### Data for this task
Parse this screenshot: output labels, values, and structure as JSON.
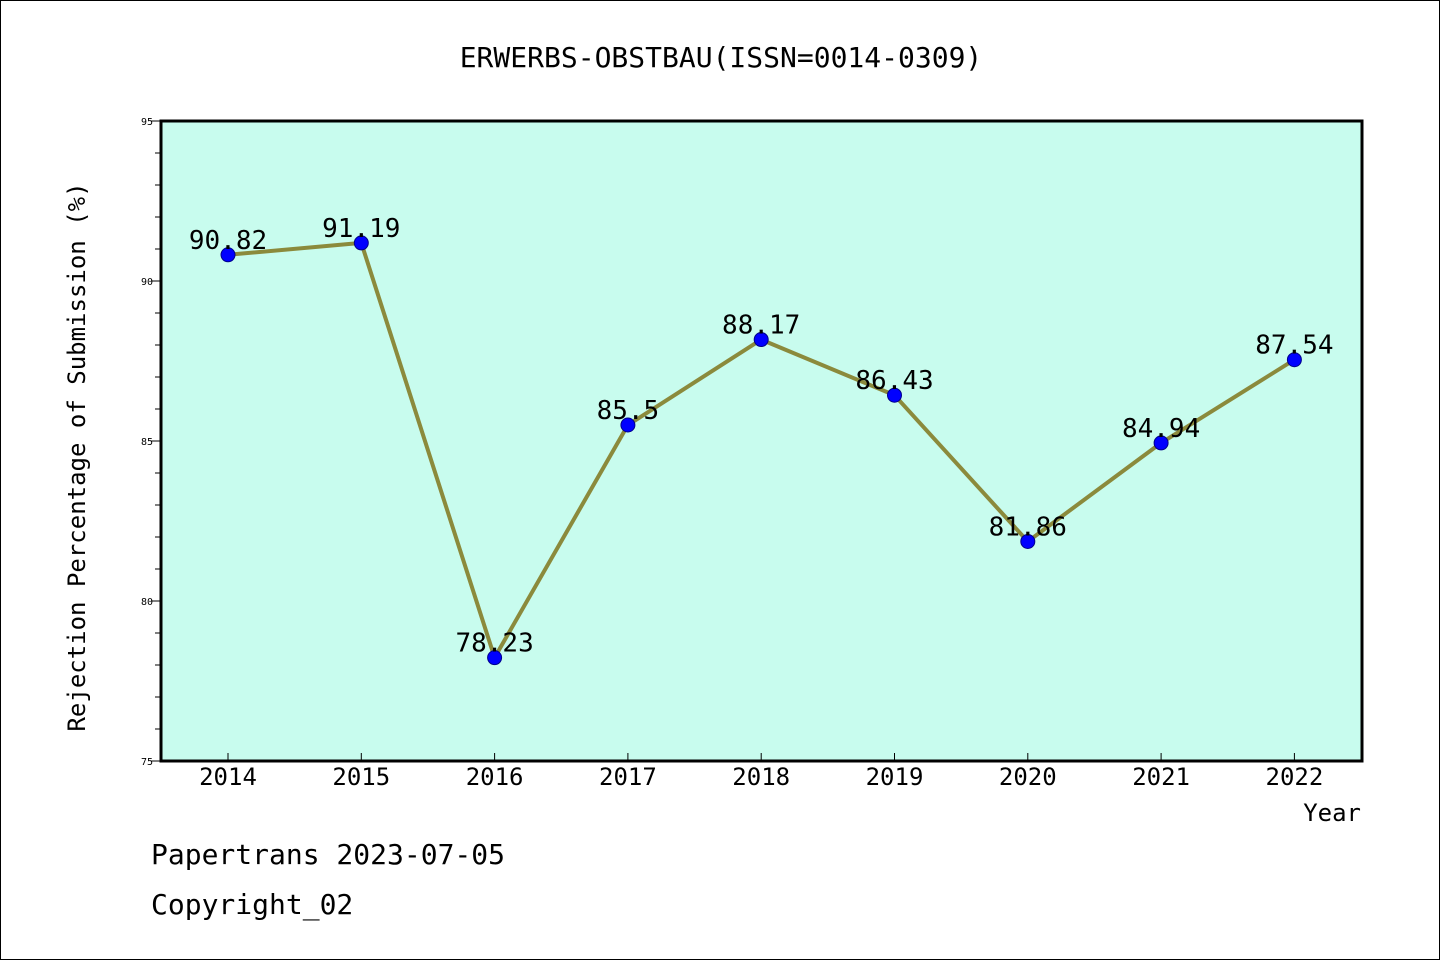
{
  "chart_data": {
    "type": "line",
    "title": "ERWERBS-OBSTBAU(ISSN=0014-0309)",
    "xlabel": "Year",
    "ylabel": "Rejection Percentage of Submission (%)",
    "categories": [
      "2014",
      "2015",
      "2016",
      "2017",
      "2018",
      "2019",
      "2020",
      "2021",
      "2022"
    ],
    "values": [
      90.82,
      91.19,
      78.23,
      85.5,
      88.17,
      86.43,
      81.86,
      84.94,
      87.54
    ],
    "data_labels": [
      "90.82",
      "91.19",
      "78.23",
      "85.5",
      "88.17",
      "86.43",
      "81.86",
      "84.94",
      "87.54"
    ],
    "ylim": [
      75,
      95
    ],
    "yticks": [
      75,
      80,
      85,
      90,
      95
    ],
    "grid": false,
    "legend": "none",
    "colors": {
      "plot_background": "#c8fcee",
      "line": "#8b8a3c",
      "marker": "#0000ff",
      "marker_edge": "#00008b",
      "axes": "#000000"
    }
  },
  "footer": {
    "line1": "Papertrans 2023-07-05",
    "line2": "Copyright_02"
  }
}
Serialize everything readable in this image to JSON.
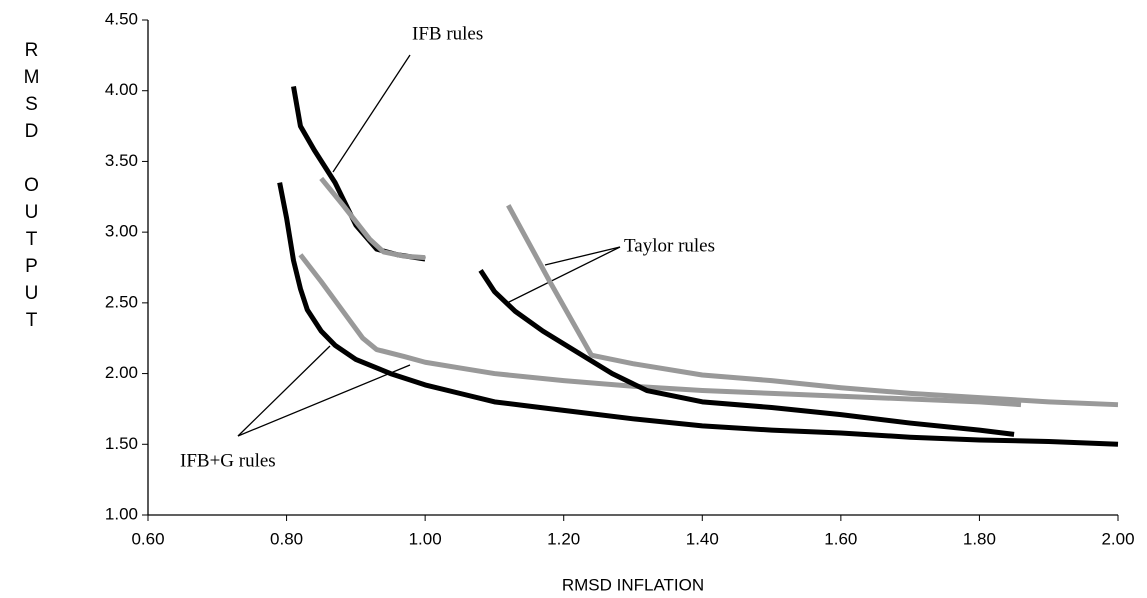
{
  "chart_data": {
    "type": "line",
    "x_label": "RMSD INFLATION",
    "y_label": "RMSD OUTPUT",
    "annotations": [
      "IFB rules",
      "Taylor rules",
      "IFB+G rules"
    ],
    "xlim": [
      0.6,
      2.0
    ],
    "xticks": [
      {
        "value": 0.6,
        "label": "0.60"
      },
      {
        "value": 0.8,
        "label": "0.80"
      },
      {
        "value": 1.0,
        "label": "1.00"
      },
      {
        "value": 1.2,
        "label": "1.20"
      },
      {
        "value": 1.4,
        "label": "1.40"
      },
      {
        "value": 1.6,
        "label": "1.60"
      },
      {
        "value": 1.8,
        "label": "1.80"
      },
      {
        "value": 2.0,
        "label": "2.00"
      }
    ],
    "ylim": [
      1.0,
      4.5
    ],
    "yticks": [
      {
        "value": 1.0,
        "label": "1.00"
      },
      {
        "value": 1.5,
        "label": "1.50"
      },
      {
        "value": 2.0,
        "label": "2.00"
      },
      {
        "value": 2.5,
        "label": "2.50"
      },
      {
        "value": 3.0,
        "label": "3.00"
      },
      {
        "value": 3.5,
        "label": "3.50"
      },
      {
        "value": 4.0,
        "label": "4.00"
      },
      {
        "value": 4.5,
        "label": "4.50"
      }
    ],
    "series": [
      {
        "color": "#000000",
        "x": [
          0.81,
          0.82,
          0.84,
          0.87,
          0.9,
          0.93,
          0.96,
          1.0
        ],
        "values": [
          4.03,
          3.75,
          3.58,
          3.35,
          3.05,
          2.88,
          2.84,
          2.81
        ]
      },
      {
        "color": "#999999",
        "x": [
          0.85,
          0.88,
          0.92,
          0.94,
          0.97,
          1.0
        ],
        "values": [
          3.38,
          3.2,
          2.95,
          2.86,
          2.83,
          2.82
        ]
      },
      {
        "color": "#000000",
        "x": [
          0.79,
          0.8,
          0.81,
          0.82,
          0.83,
          0.85,
          0.87,
          0.9,
          0.95,
          1.0,
          1.05,
          1.1,
          1.15,
          1.2,
          1.3,
          1.4,
          1.5,
          1.6,
          1.7,
          1.8,
          1.9,
          2.0
        ],
        "values": [
          3.35,
          3.1,
          2.8,
          2.6,
          2.45,
          2.3,
          2.2,
          2.1,
          2.0,
          1.92,
          1.86,
          1.8,
          1.77,
          1.74,
          1.68,
          1.63,
          1.6,
          1.58,
          1.55,
          1.53,
          1.52,
          1.5
        ]
      },
      {
        "color": "#999999",
        "x": [
          0.82,
          0.85,
          0.88,
          0.91,
          0.93,
          0.97,
          1.0,
          1.05,
          1.1,
          1.2,
          1.3,
          1.4,
          1.5,
          1.6,
          1.7,
          1.8,
          1.86
        ],
        "values": [
          2.84,
          2.65,
          2.45,
          2.25,
          2.17,
          2.12,
          2.08,
          2.04,
          2.0,
          1.95,
          1.91,
          1.88,
          1.86,
          1.84,
          1.82,
          1.8,
          1.78
        ]
      },
      {
        "color": "#000000",
        "x": [
          1.08,
          1.1,
          1.13,
          1.17,
          1.22,
          1.27,
          1.32,
          1.4,
          1.5,
          1.6,
          1.7,
          1.8,
          1.85
        ],
        "values": [
          2.73,
          2.58,
          2.44,
          2.3,
          2.15,
          2.0,
          1.88,
          1.8,
          1.76,
          1.71,
          1.65,
          1.6,
          1.57
        ]
      },
      {
        "color": "#999999",
        "x": [
          1.12,
          1.18,
          1.24,
          1.3,
          1.4,
          1.5,
          1.6,
          1.7,
          1.8,
          1.9,
          2.0
        ],
        "values": [
          3.19,
          2.65,
          2.13,
          2.07,
          1.99,
          1.95,
          1.9,
          1.86,
          1.83,
          1.8,
          1.78
        ]
      }
    ]
  }
}
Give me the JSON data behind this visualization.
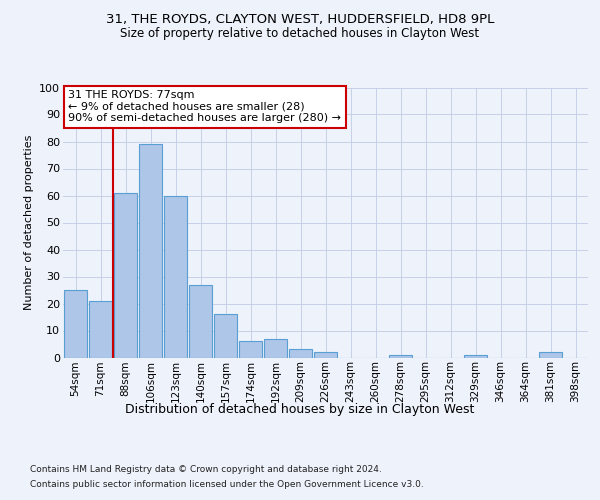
{
  "title1": "31, THE ROYDS, CLAYTON WEST, HUDDERSFIELD, HD8 9PL",
  "title2": "Size of property relative to detached houses in Clayton West",
  "xlabel": "Distribution of detached houses by size in Clayton West",
  "ylabel": "Number of detached properties",
  "footnote1": "Contains HM Land Registry data © Crown copyright and database right 2024.",
  "footnote2": "Contains public sector information licensed under the Open Government Licence v3.0.",
  "annotation_title": "31 THE ROYDS: 77sqm",
  "annotation_line1": "← 9% of detached houses are smaller (28)",
  "annotation_line2": "90% of semi-detached houses are larger (280) →",
  "bar_categories": [
    "54sqm",
    "71sqm",
    "88sqm",
    "106sqm",
    "123sqm",
    "140sqm",
    "157sqm",
    "174sqm",
    "192sqm",
    "209sqm",
    "226sqm",
    "243sqm",
    "260sqm",
    "278sqm",
    "295sqm",
    "312sqm",
    "329sqm",
    "346sqm",
    "364sqm",
    "381sqm",
    "398sqm"
  ],
  "bar_values": [
    25,
    21,
    61,
    79,
    60,
    27,
    16,
    6,
    7,
    3,
    2,
    0,
    0,
    1,
    0,
    0,
    1,
    0,
    0,
    2,
    0
  ],
  "bar_color": "#aec6e8",
  "bar_edge_color": "#5a9fd4",
  "red_line_x": 1.5,
  "ylim": [
    0,
    100
  ],
  "background_color": "#eef2fb",
  "annotation_box_color": "#ffffff",
  "annotation_box_edge": "#cc0000",
  "red_line_color": "#cc0000",
  "grid_color": "#c8d0e8"
}
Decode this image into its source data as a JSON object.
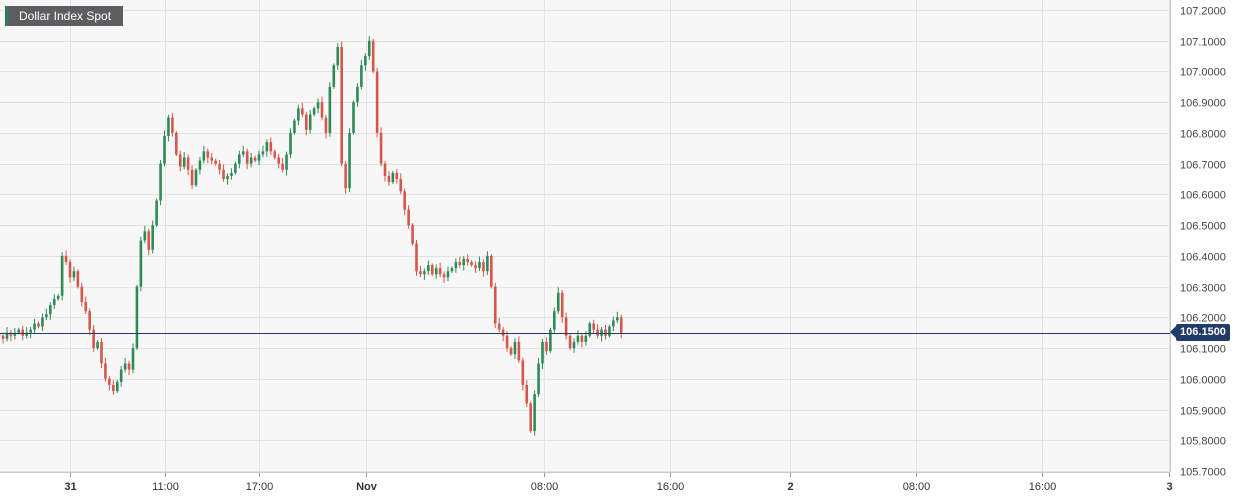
{
  "chart_data": {
    "type": "candlestick",
    "title": "Dollar Index Spot",
    "last_price_label": "106.1500",
    "last_price": 106.15,
    "ylim": [
      105.7,
      107.2
    ],
    "y_ticks": [
      "107.2000",
      "107.1000",
      "107.0000",
      "106.9000",
      "106.8000",
      "106.7000",
      "106.6000",
      "106.5000",
      "106.4000",
      "106.3000",
      "106.2000",
      "106.1000",
      "106.0000",
      "105.9000",
      "105.8000",
      "105.7000"
    ],
    "x_ticks": [
      {
        "label": "31",
        "bold": true,
        "t": 5
      },
      {
        "label": "11:00",
        "bold": false,
        "t": 11
      },
      {
        "label": "17:00",
        "bold": false,
        "t": 17
      },
      {
        "label": "Nov",
        "bold": true,
        "t": 23.8
      },
      {
        "label": "08:00",
        "bold": false,
        "t": 35.1
      },
      {
        "label": "16:00",
        "bold": false,
        "t": 43.1
      },
      {
        "label": "2",
        "bold": true,
        "t": 50.7
      },
      {
        "label": "08:00",
        "bold": false,
        "t": 58.7
      },
      {
        "label": "16:00",
        "bold": false,
        "t": 66.7
      },
      {
        "label": "3",
        "bold": true,
        "t": 74.8
      }
    ],
    "grid": true,
    "colors": {
      "up": "#2e8b57",
      "down": "#d5574b",
      "grid": "#e3e3e3",
      "price_line": "#1f3b66",
      "plot_bg": "#f7f7f7"
    },
    "t_start": 0.5,
    "t_step": 0.25,
    "closes": [
      106.14,
      106.13,
      106.15,
      106.14,
      106.15,
      106.16,
      106.14,
      106.15,
      106.16,
      106.18,
      106.17,
      106.2,
      106.21,
      106.24,
      106.26,
      106.27,
      106.4,
      106.38,
      106.33,
      106.35,
      106.3,
      106.25,
      106.22,
      106.16,
      106.1,
      106.12,
      106.05,
      106.0,
      105.98,
      105.96,
      105.99,
      106.03,
      106.05,
      106.03,
      106.1,
      106.3,
      106.45,
      106.48,
      106.42,
      106.5,
      106.58,
      106.7,
      106.79,
      106.85,
      106.8,
      106.73,
      106.69,
      106.72,
      106.68,
      106.63,
      106.68,
      106.71,
      106.74,
      106.72,
      106.71,
      106.7,
      106.68,
      106.65,
      106.66,
      106.67,
      106.7,
      106.73,
      106.74,
      106.7,
      106.72,
      106.71,
      106.73,
      106.74,
      106.77,
      106.74,
      106.72,
      106.7,
      106.68,
      106.73,
      106.8,
      106.84,
      106.88,
      106.86,
      106.81,
      106.86,
      106.88,
      106.9,
      106.85,
      106.8,
      106.95,
      107.02,
      107.08,
      106.7,
      106.62,
      106.8,
      106.9,
      106.95,
      107.02,
      107.05,
      107.1,
      107.0,
      106.8,
      106.7,
      106.66,
      106.64,
      106.67,
      106.65,
      106.61,
      106.55,
      106.5,
      106.44,
      106.35,
      106.34,
      106.35,
      106.37,
      106.34,
      106.36,
      106.34,
      106.33,
      106.35,
      106.36,
      106.38,
      106.37,
      106.39,
      106.38,
      106.37,
      106.36,
      106.38,
      106.35,
      106.4,
      106.3,
      106.18,
      106.16,
      106.14,
      106.1,
      106.08,
      106.12,
      106.06,
      105.98,
      105.92,
      105.83,
      105.95,
      106.05,
      106.12,
      106.09,
      106.16,
      106.22,
      106.28,
      106.2,
      106.14,
      106.1,
      106.12,
      106.14,
      106.12,
      106.14,
      106.18,
      106.16,
      106.14,
      106.16,
      106.14,
      106.17,
      106.19,
      106.2,
      106.15
    ]
  }
}
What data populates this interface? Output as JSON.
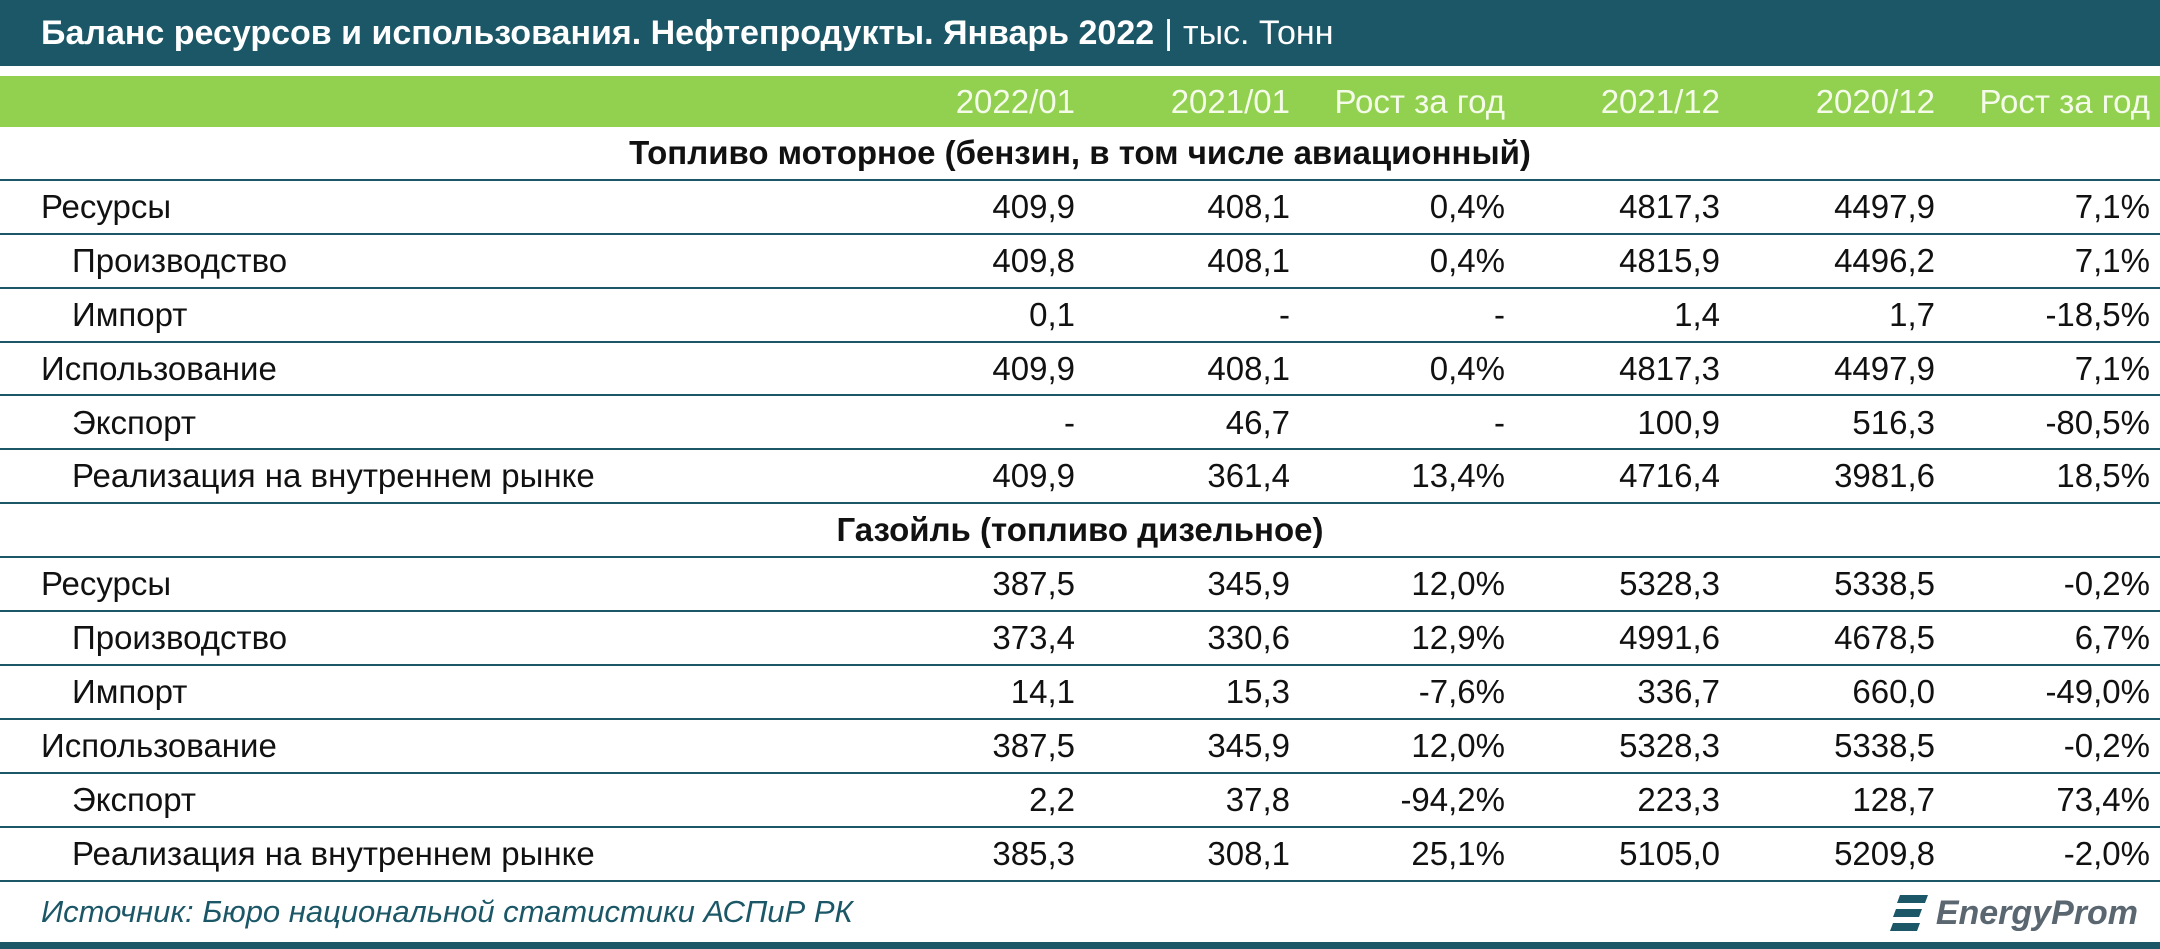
{
  "header": {
    "title": "Баланс ресурсов и использования. Нефтепродукты. Январь 2022",
    "unit": "тыс. Тонн"
  },
  "table": {
    "columns": [
      "2022/01",
      "2021/01",
      "Рост за год",
      "2021/12",
      "2020/12",
      "Рост за год"
    ],
    "sections": [
      {
        "title": "Топливо моторное (бензин, в том числе авиационный)",
        "groups": [
          {
            "label": "Ресурсы",
            "values": [
              "409,9",
              "408,1",
              "0,4%",
              "4817,3",
              "4497,9",
              "7,1%"
            ],
            "children": [
              {
                "label": "Производство",
                "values": [
                  "409,8",
                  "408,1",
                  "0,4%",
                  "4815,9",
                  "4496,2",
                  "7,1%"
                ]
              },
              {
                "label": "Импорт",
                "values": [
                  "0,1",
                  "-",
                  "-",
                  "1,4",
                  "1,7",
                  "-18,5%"
                ]
              }
            ]
          },
          {
            "label": "Использование",
            "values": [
              "409,9",
              "408,1",
              "0,4%",
              "4817,3",
              "4497,9",
              "7,1%"
            ],
            "children": [
              {
                "label": "Экспорт",
                "values": [
                  "-",
                  "46,7",
                  "-",
                  "100,9",
                  "516,3",
                  "-80,5%"
                ]
              },
              {
                "label": "Реализация на внутреннем рынке",
                "values": [
                  "409,9",
                  "361,4",
                  "13,4%",
                  "4716,4",
                  "3981,6",
                  "18,5%"
                ]
              }
            ]
          }
        ]
      },
      {
        "title": "Газойль (топливо дизельное)",
        "groups": [
          {
            "label": "Ресурсы",
            "values": [
              "387,5",
              "345,9",
              "12,0%",
              "5328,3",
              "5338,5",
              "-0,2%"
            ],
            "children": [
              {
                "label": "Производство",
                "values": [
                  "373,4",
                  "330,6",
                  "12,9%",
                  "4991,6",
                  "4678,5",
                  "6,7%"
                ]
              },
              {
                "label": "Импорт",
                "values": [
                  "14,1",
                  "15,3",
                  "-7,6%",
                  "336,7",
                  "660,0",
                  "-49,0%"
                ]
              }
            ]
          },
          {
            "label": "Использование",
            "values": [
              "387,5",
              "345,9",
              "12,0%",
              "5328,3",
              "5338,5",
              "-0,2%"
            ],
            "children": [
              {
                "label": "Экспорт",
                "values": [
                  "2,2",
                  "37,8",
                  "-94,2%",
                  "223,3",
                  "128,7",
                  "73,4%"
                ]
              },
              {
                "label": "Реализация на внутреннем рынке",
                "values": [
                  "385,3",
                  "308,1",
                  "25,1%",
                  "5105,0",
                  "5209,8",
                  "-2,0%"
                ]
              }
            ]
          }
        ]
      }
    ]
  },
  "footer": {
    "source": "Источник: Бюро национальной статистики АСПиР РК",
    "logo": "EnergyProm"
  }
}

### Goal
Every line of the records that includes the word "Contains" should be gathered.

### Task result
  "footnote1": "Contains HM Land Registry data © Crown copyright and database right 2024.",
  "footnote2": "Contains public sector information licensed under the Open Government Licence v3.0.",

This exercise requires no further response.